**EXCERTO DA FONTE:**
§
9ª – Deve um processo de insolvência suspenso nos termos do artigo 17º-E nº 6 do CIRE ser julgado extinto após homologação do plano de recuperação julgado aprovado no Processo Especial de Revitalização, no caso de o crédito do credor requerente da insolvência não ser afectado pelo referido plano de recuperação? Entendemos, inequivocamente, que não!
10ª – Perante a situação sub judice, a interpretação simplista e literal da norma contida na parte final da referida disposição levou o Tribunal a quo a uma incorrecta e ilegal aplicação da lei;
11ª – Conforme resulta da decisão que considerou aprovado e homologado o “Plano de Recuperação”, este foi votado favoravelmente por apenas 10,95 % dos créditos totais (12.494.261,28 € vs. 114.078.531,06 €), não sendo conferidos direitos de voto a 88,08% dos créditos, dos quais mais de 81% vencidos (Bancos, Autoridade Tributária e Segurança Social), credores a que, consequentemente, não foi dada a oportunidade de naquele processo se pronunciarem sobre o destino da empresa;
12ª – Considerando o teor da decisão homologatória proferida no Processo Especial de Revitalização, só pode aqui entender-se que o crédito do B... não é afectado de qualquer forma pelo “Plano de Recuperação”, afirmando-se expressamente que a posição jurídica do B... se mantém inalterada face ao momento anterior à existência do Processo Especial de Revitalização (traduzindo a sua verdadeira inexistência no que diz respeito às relações creditícias entre a Q... e o B...);
13ª – “A interpretação não deve cingir-se à letra da lei, mas reconstituir a partir dos textos o pensamento legislativo, tendo sobretudo em conta a unidade do sistema jurídico, as circunstâncias em que a lei foi elaborada e as condições específicas do tempo em que é aplicada.” (artigo 9º nº1 do Código Civil, destaque do ora subscritor);
14ª – A norma contida no artigo 17º-E do CIRE nº6 in fine traduz-se na previsão da inutilidade superveniente da lide relativamente a processos de insolvência em que, por via das alterações produzidas nos créditos sobre a devedora com a homologação do respectivo plano de recuperação aprovado em Processo Especial de Revitalização (nos termos do artigo 217º nº1 do CIRE, ex vi artigo 17º-E nºs 5 e 6 do CIRE), se tornaram, efectivamente, inúteis e insusceptíveis de ser julgados procedentes;
15ª – A contrario, se o plano de recuperação não afecta os fundamentos do pedido de insolvência (caso em que o crédito do credor requerente, não alterado pelo plano, é o principal fundamento), a declaração da sua extinção seria um acto contrário à lei, uma vez que mesmo que a decisão homologatória do “Plano de Recuperação” venha a ser confirmada e a transitar em julgado, o facto de não ter quaisquer efeitos sobre os créditos do B... permitir-lhe-ia requerer de imediato a declaração de insolvência da Q..., impondo-se, portanto, fazer prosseguir os presentes autos em obediência ao princípio da economia processual;
16ª – Não é sequer totalmente irrelevante que prossigam estes autos ou seja apresentado novo pedido de insolvência, na medida em que o CIRE prevê diversos prazos cuja caducidade depende da data do início do processo de insolvência em que esta vem a ser declarada;
17ª – “Daí que, perante as regras de interpretação da lei que resultam do art. 9º do Código Civil, a regra não é a de que onde a lei não distingue não pode o intérprete distinguir, mas, ao invés, a de que onde a lei não distingue deve o intérprete distinguir sempre que dela resultem ponderosas razões que o imponham.” (excerto do Acórdão do Tribunal da Relação de Lisboa de 02.11.2006, proferido nos autos nº 8768/2006.6, in www.dgsi.pt);
18ª - O Tribunal a quo decidiu sustentado apenas na letra da lei (em contravenção do artigo 9º nº1 do Código Civil), limitando-se a afirmar, apesar dos argumentos que lhe foram apresentados, que “…o artigo não faz qualquer excepção a este regime.” (o regime do nº6 do artigo 17º-E do CIRE)
§
Dados recolhidos
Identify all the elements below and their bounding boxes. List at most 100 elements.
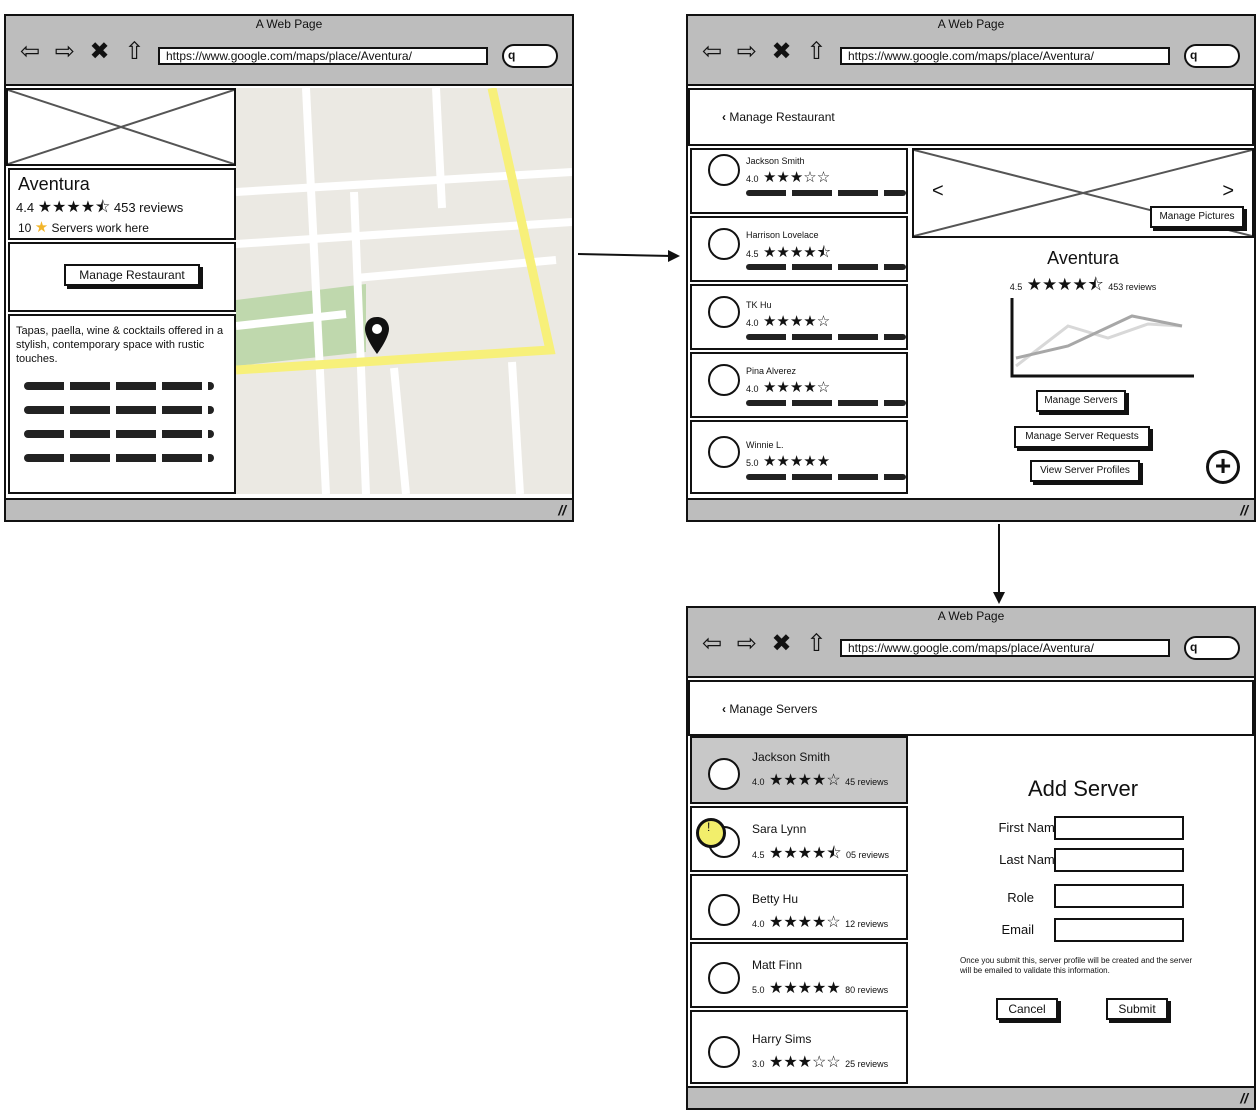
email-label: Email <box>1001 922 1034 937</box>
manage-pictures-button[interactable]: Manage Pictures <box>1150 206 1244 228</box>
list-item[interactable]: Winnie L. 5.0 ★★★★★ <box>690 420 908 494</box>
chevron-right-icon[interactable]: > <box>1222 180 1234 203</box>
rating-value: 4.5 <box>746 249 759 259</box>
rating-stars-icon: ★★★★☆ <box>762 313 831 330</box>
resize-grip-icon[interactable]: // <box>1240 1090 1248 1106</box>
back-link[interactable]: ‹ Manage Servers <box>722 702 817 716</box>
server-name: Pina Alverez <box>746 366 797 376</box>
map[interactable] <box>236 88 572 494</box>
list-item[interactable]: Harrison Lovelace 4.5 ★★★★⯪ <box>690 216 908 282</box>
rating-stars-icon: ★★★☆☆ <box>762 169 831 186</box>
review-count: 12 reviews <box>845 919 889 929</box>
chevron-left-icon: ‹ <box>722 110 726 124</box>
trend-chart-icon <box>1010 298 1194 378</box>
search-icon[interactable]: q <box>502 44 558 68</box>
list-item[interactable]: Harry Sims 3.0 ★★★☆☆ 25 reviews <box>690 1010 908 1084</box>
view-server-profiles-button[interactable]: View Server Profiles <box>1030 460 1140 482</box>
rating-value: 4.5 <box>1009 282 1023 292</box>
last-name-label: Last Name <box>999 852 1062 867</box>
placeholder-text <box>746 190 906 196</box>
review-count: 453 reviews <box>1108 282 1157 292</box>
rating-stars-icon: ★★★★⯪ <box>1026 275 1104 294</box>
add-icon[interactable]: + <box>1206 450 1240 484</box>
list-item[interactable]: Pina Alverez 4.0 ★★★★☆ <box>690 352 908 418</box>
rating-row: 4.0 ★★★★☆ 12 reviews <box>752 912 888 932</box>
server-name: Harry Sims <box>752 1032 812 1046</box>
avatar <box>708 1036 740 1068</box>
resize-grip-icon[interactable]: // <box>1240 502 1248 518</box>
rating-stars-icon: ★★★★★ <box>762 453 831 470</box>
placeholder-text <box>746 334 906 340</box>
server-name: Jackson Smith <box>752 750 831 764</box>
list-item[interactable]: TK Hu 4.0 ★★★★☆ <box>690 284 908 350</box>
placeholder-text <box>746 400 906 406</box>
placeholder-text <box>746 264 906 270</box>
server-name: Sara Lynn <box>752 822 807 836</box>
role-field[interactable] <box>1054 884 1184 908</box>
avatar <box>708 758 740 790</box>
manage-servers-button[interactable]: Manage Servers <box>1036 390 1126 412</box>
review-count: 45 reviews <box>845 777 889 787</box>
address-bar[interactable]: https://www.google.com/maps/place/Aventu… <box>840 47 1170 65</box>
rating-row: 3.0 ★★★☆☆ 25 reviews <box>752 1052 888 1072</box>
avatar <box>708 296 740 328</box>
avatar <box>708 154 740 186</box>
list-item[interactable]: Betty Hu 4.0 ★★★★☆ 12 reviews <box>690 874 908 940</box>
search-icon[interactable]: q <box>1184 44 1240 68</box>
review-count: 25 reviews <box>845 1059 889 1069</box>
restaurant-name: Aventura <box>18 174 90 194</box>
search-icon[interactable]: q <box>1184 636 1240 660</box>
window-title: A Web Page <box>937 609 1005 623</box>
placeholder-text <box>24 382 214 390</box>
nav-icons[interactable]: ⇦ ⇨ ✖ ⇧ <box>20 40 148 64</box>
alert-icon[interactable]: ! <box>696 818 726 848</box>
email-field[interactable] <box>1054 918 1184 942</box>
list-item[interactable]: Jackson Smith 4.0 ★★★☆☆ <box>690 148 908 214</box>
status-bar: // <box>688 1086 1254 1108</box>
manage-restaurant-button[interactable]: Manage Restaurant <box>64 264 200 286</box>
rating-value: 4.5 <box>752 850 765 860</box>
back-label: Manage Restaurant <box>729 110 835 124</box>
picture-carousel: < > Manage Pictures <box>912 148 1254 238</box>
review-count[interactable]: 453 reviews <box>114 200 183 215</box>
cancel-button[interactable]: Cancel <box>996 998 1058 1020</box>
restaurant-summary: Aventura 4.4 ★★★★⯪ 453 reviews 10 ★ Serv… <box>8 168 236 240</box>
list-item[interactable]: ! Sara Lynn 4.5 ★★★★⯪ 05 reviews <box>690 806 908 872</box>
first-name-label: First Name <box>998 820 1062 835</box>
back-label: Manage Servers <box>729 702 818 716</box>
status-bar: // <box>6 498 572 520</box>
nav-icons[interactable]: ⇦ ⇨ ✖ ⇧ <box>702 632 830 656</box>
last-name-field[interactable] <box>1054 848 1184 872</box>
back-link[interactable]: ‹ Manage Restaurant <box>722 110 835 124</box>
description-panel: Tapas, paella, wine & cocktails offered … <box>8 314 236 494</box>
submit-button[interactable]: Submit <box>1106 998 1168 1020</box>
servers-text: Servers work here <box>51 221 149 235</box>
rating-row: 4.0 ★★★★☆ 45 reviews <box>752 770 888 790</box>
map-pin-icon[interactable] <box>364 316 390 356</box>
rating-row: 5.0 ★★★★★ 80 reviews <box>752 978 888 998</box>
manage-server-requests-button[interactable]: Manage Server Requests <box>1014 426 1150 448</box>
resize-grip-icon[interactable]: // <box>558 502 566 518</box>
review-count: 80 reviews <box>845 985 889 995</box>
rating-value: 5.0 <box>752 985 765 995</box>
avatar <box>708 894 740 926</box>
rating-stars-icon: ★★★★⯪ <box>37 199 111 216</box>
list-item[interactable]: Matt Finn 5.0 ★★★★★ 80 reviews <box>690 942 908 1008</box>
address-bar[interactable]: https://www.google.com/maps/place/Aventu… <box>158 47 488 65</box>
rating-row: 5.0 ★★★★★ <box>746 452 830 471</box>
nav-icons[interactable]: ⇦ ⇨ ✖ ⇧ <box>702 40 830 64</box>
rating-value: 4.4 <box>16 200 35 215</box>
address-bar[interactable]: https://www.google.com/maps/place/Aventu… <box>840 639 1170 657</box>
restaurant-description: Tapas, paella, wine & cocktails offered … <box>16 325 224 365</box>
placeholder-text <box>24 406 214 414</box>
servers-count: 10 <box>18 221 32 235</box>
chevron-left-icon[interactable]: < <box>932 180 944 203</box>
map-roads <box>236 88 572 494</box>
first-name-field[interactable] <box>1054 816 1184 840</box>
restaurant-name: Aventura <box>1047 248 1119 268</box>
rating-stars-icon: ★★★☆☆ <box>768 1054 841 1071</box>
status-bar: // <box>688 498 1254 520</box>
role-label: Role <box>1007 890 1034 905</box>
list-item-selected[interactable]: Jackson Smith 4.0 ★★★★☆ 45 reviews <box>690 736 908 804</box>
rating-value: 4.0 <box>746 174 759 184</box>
§
**TRABALHO A REALIZAR:**
1. Resuma em duas frases o excerto sobre a extinção do processo de insolvência.
2. Continue, por favor, o excerto sobre a extinção do processo de insolvência a partir do ponto em que termina.

**RESPOSTAS ÀS TAREFAS:**
1. Defende-se que um processo de insolvência suspenso nos termos do artigo 17º-E nº 6 do CIRE não deve ser julgado extinto após a homologação do plano de recuperação aprovado no Processo Especial de Revitalização quando o crédito do credor requerente, como o do B..., não é afetado pelo plano. O Tribunal a quo terá decidido apenas com base na letra da lei, contra o artigo 9º nº1 do Código Civil, e a norma só prevê a inutilidade superveniente da lide quando o plano altera os créditos, pelo que os autos devem prosseguir por economia processual.

2.
19ª – “A interpretação socorre-se de vários meios: em primeiro lugar busca reconstituir o pensamento legislativo através das palavras da lei, na sua conexão linguística e estilística, procura o sentido literal. Mas este é o grau mais baixo, a forma inicial da actividade interpretativa. As palavras podem ser vagas, equívocas ou deficientes e não oferecerem nenhuma garantia de espelharem com fidelidade e inteireza o pensamento: o sentido literal é apenas o conteúdo possível da lei; para se poder dizer que ele corresponde à mens legis, é preciso sujeitá-lo a crítica e a controlo. Na tarefa de interligação e valoração que acompanha a apreensão do sentido literal, intervêm elementos lógicos, apontando a doutrina elementos de ordem sistemática, histórica e racional ou teleológica.” (Francesco Ferrara, in “Interpretação e Aplicação das Leis, 3ª Edição, 1978, páginas 127 e seguintes e 138 e seguintes, citado pelo Supremo Tribunal de Justiça no Acórdão proferido em 22 de Maio de 2013, processo 1185/09.6TBLSB.L1.S1, in www.dgsi.pt, destaques do ora subscritor)
20ª – A norma aqui erradamente aplicada pelo Tribunal a quo não vale por si, não é um fim em si mesma, antes existe com vista à prossecução de um objectivo que a transcende, e que aqui não tem aplicação;
21ª – “Como é reconhecido, o brocardo ubi lex non distinguit nec nos distinguere debemus, invocado no recurso, não tem valor absoluto, como se verifica, designadamente, no caso de existir fundamento para a interpretação restritiva.” (Acórdão do Supremo Tribunal de Justiça, processo nº 1430/15.9T8STR.E1.S1, de 10 de Dezembro de 2015, in www.dgsi.pt, destaques do ora subscritor, aresto que o Supremo Tribunal de Justiça teve necessidade de interpretar restritivamente normas contidas no CIRE e relativas ao PER, com vista à aplicação da justiça)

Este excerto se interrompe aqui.